- [Data listing]:
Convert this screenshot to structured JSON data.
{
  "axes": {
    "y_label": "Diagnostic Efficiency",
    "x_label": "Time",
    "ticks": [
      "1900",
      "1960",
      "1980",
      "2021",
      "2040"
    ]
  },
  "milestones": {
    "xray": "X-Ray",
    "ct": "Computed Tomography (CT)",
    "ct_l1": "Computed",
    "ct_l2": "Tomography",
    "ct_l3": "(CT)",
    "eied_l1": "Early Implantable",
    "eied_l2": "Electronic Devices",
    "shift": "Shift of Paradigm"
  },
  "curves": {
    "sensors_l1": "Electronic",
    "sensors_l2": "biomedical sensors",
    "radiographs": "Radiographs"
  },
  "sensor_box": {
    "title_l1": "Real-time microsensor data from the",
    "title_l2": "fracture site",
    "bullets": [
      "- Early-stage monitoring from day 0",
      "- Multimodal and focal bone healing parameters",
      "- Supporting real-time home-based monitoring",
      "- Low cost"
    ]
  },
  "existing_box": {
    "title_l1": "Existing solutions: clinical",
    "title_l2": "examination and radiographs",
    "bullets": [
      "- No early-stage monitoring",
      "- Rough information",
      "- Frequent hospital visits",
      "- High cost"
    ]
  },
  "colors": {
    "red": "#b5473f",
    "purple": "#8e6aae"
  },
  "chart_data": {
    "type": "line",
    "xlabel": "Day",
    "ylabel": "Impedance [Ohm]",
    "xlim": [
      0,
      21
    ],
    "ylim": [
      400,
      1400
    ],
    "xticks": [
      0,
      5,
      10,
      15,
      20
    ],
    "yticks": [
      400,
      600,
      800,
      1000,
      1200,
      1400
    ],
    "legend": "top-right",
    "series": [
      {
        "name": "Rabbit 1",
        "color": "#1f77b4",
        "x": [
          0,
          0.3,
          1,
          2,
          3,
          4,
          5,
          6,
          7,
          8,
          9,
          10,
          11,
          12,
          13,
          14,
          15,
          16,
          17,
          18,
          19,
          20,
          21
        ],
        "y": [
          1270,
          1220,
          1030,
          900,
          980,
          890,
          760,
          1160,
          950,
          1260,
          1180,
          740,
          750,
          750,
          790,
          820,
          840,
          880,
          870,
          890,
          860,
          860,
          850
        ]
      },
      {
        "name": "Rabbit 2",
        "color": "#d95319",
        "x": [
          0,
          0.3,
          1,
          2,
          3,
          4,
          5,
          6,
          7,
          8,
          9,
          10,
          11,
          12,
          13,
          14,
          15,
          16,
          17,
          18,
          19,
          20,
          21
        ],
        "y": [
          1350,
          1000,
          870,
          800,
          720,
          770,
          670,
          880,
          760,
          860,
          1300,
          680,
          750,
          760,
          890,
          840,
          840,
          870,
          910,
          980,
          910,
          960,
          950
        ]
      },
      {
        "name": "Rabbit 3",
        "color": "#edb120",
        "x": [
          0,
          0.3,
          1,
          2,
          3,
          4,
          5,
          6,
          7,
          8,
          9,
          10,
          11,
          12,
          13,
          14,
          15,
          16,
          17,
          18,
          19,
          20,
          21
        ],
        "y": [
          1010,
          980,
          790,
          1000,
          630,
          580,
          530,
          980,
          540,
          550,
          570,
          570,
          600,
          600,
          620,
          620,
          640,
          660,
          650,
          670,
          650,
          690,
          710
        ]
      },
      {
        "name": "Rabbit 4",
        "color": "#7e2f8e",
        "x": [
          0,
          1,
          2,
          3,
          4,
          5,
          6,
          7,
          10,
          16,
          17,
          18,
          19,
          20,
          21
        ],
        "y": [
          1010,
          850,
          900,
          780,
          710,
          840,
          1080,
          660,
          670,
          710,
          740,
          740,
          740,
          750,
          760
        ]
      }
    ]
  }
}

- [Aim]: Count the lines in the records above that contain the word "Tomography", and give only the number.

- [The answer]: 2